Problem to work on:
Go through the lines below and retype each one exactly.

Collected data entries
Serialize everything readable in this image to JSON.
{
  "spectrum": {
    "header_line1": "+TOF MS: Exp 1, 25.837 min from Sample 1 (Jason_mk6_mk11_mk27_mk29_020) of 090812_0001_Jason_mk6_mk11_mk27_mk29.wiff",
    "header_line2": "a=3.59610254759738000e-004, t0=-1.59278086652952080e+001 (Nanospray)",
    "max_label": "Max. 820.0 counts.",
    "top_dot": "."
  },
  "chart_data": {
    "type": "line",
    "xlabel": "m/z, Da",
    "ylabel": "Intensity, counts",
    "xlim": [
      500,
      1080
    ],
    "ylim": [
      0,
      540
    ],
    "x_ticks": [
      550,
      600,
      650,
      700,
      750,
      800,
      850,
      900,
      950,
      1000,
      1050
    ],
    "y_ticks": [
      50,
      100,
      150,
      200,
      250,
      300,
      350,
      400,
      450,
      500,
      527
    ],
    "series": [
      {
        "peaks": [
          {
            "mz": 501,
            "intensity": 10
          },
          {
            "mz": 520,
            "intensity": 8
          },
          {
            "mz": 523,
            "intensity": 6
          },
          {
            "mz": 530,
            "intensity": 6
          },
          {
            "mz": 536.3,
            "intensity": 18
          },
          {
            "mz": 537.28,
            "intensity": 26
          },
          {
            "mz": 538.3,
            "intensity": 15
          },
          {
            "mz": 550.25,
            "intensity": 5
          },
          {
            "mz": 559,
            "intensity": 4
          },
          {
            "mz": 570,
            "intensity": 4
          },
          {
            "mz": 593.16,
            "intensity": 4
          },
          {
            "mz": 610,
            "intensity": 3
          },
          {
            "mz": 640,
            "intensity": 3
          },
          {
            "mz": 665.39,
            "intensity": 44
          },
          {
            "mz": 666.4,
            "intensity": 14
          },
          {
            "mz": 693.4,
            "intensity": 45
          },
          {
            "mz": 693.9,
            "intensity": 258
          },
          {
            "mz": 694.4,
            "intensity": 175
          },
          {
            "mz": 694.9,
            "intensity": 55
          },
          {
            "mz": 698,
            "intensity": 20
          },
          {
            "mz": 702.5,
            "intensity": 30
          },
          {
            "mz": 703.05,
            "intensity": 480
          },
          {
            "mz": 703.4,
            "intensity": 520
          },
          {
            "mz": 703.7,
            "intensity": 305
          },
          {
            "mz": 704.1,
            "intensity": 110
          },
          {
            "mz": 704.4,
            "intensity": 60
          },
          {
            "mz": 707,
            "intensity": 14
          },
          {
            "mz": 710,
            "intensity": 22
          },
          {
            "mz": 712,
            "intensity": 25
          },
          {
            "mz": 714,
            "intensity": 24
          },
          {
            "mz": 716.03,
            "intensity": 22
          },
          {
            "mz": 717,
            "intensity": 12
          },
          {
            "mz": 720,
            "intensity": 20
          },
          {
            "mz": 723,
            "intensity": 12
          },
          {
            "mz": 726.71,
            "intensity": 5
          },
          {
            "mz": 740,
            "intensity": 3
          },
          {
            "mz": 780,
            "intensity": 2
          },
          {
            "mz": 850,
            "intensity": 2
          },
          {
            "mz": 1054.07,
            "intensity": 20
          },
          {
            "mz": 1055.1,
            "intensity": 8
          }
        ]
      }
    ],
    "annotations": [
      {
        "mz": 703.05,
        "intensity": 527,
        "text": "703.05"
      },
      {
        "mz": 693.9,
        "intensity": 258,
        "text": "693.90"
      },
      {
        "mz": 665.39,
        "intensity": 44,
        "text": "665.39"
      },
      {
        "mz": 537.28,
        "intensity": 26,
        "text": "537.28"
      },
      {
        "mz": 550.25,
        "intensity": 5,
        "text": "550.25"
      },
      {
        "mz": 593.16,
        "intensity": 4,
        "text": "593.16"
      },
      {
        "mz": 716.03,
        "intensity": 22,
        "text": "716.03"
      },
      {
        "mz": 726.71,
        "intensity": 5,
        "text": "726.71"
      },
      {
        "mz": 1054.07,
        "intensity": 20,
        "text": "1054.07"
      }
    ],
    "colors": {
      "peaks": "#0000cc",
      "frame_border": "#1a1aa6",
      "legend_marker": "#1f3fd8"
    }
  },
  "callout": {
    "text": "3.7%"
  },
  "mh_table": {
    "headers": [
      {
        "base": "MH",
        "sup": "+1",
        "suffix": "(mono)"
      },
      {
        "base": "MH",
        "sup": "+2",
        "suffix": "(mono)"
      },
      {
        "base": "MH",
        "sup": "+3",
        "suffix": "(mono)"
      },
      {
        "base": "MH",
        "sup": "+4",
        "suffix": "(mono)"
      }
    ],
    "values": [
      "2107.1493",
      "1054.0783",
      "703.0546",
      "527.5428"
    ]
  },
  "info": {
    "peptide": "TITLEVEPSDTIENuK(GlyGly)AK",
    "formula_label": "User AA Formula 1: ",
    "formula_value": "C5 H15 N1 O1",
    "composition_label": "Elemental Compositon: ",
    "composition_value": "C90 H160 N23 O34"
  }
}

Your solution:
Serialize everything readable in this image to JSON.
{
  "spectrum": {
    "header_line1": "+TOF MS: Exp 1, 25.837 min from Sample 1 (Jason_mk6_mk11_mk27_mk29_020) of 090812_0001_Jason_mk6_mk11_mk27_mk29.wiff",
    "header_line2": "a=3.59610254759738000e-004, t0=-1.59278086652952080e+001 (Nanospray)",
    "max_label": "Max. 820.0 counts.",
    "top_dot": "."
  },
  "chart_data": {
    "type": "line",
    "xlabel": "m/z, Da",
    "ylabel": "Intensity, counts",
    "xlim": [
      500,
      1080
    ],
    "ylim": [
      0,
      540
    ],
    "x_ticks": [
      550,
      600,
      650,
      700,
      750,
      800,
      850,
      900,
      950,
      1000,
      1050
    ],
    "y_ticks": [
      50,
      100,
      150,
      200,
      250,
      300,
      350,
      400,
      450,
      500,
      527
    ],
    "series": [
      {
        "peaks": [
          {
            "mz": 501,
            "intensity": 10
          },
          {
            "mz": 520,
            "intensity": 8
          },
          {
            "mz": 523,
            "intensity": 6
          },
          {
            "mz": 530,
            "intensity": 6
          },
          {
            "mz": 536.3,
            "intensity": 18
          },
          {
            "mz": 537.28,
            "intensity": 26
          },
          {
            "mz": 538.3,
            "intensity": 15
          },
          {
            "mz": 550.25,
            "intensity": 5
          },
          {
            "mz": 559,
            "intensity": 4
          },
          {
            "mz": 570,
            "intensity": 4
          },
          {
            "mz": 593.16,
            "intensity": 4
          },
          {
            "mz": 610,
            "intensity": 3
          },
          {
            "mz": 640,
            "intensity": 3
          },
          {
            "mz": 665.39,
            "intensity": 44
          },
          {
            "mz": 666.4,
            "intensity": 14
          },
          {
            "mz": 693.4,
            "intensity": 45
          },
          {
            "mz": 693.9,
            "intensity": 258
          },
          {
            "mz": 694.4,
            "intensity": 175
          },
          {
            "mz": 694.9,
            "intensity": 55
          },
          {
            "mz": 698,
            "intensity": 20
          },
          {
            "mz": 702.5,
            "intensity": 30
          },
          {
            "mz": 703.05,
            "intensity": 480
          },
          {
            "mz": 703.4,
            "intensity": 520
          },
          {
            "mz": 703.7,
            "intensity": 305
          },
          {
            "mz": 704.1,
            "intensity": 110
          },
          {
            "mz": 704.4,
            "intensity": 60
          },
          {
            "mz": 707,
            "intensity": 14
          },
          {
            "mz": 710,
            "intensity": 22
          },
          {
            "mz": 712,
            "intensity": 25
          },
          {
            "mz": 714,
            "intensity": 24
          },
          {
            "mz": 716.03,
            "intensity": 22
          },
          {
            "mz": 717,
            "intensity": 12
          },
          {
            "mz": 720,
            "intensity": 20
          },
          {
            "mz": 723,
            "intensity": 12
          },
          {
            "mz": 726.71,
            "intensity": 5
          },
          {
            "mz": 740,
            "intensity": 3
          },
          {
            "mz": 780,
            "intensity": 2
          },
          {
            "mz": 850,
            "intensity": 2
          },
          {
            "mz": 1054.07,
            "intensity": 20
          },
          {
            "mz": 1055.1,
            "intensity": 8
          }
        ]
      }
    ],
    "annotations": [
      {
        "mz": 703.05,
        "intensity": 527,
        "text": "703.05"
      },
      {
        "mz": 693.9,
        "intensity": 258,
        "text": "693.90"
      },
      {
        "mz": 665.39,
        "intensity": 44,
        "text": "665.39"
      },
      {
        "mz": 537.28,
        "intensity": 26,
        "text": "537.28"
      },
      {
        "mz": 550.25,
        "intensity": 5,
        "text": "550.25"
      },
      {
        "mz": 593.16,
        "intensity": 4,
        "text": "593.16"
      },
      {
        "mz": 716.03,
        "intensity": 22,
        "text": "716.03"
      },
      {
        "mz": 726.71,
        "intensity": 5,
        "text": "726.71"
      },
      {
        "mz": 1054.07,
        "intensity": 20,
        "text": "1054.07"
      }
    ],
    "colors": {
      "peaks": "#0000cc",
      "frame_border": "#1a1aa6",
      "legend_marker": "#1f3fd8"
    }
  },
  "callout": {
    "text": "3.7%"
  },
  "mh_table": {
    "headers": [
      {
        "base": "MH",
        "sup": "+1",
        "suffix": "(mono)"
      },
      {
        "base": "MH",
        "sup": "+2",
        "suffix": "(mono)"
      },
      {
        "base": "MH",
        "sup": "+3",
        "suffix": "(mono)"
      },
      {
        "base": "MH",
        "sup": "+4",
        "suffix": "(mono)"
      }
    ],
    "values": [
      "2107.1493",
      "1054.0783",
      "703.0546",
      "527.5428"
    ]
  },
  "info": {
    "peptide": "TITLEVEPSDTIENuK(GlyGly)AK",
    "formula_label": "User AA Formula 1: ",
    "formula_value": "C5 H15 N1 O1",
    "composition_label": "Elemental Compositon: ",
    "composition_value": "C90 H160 N23 O34"
  }
}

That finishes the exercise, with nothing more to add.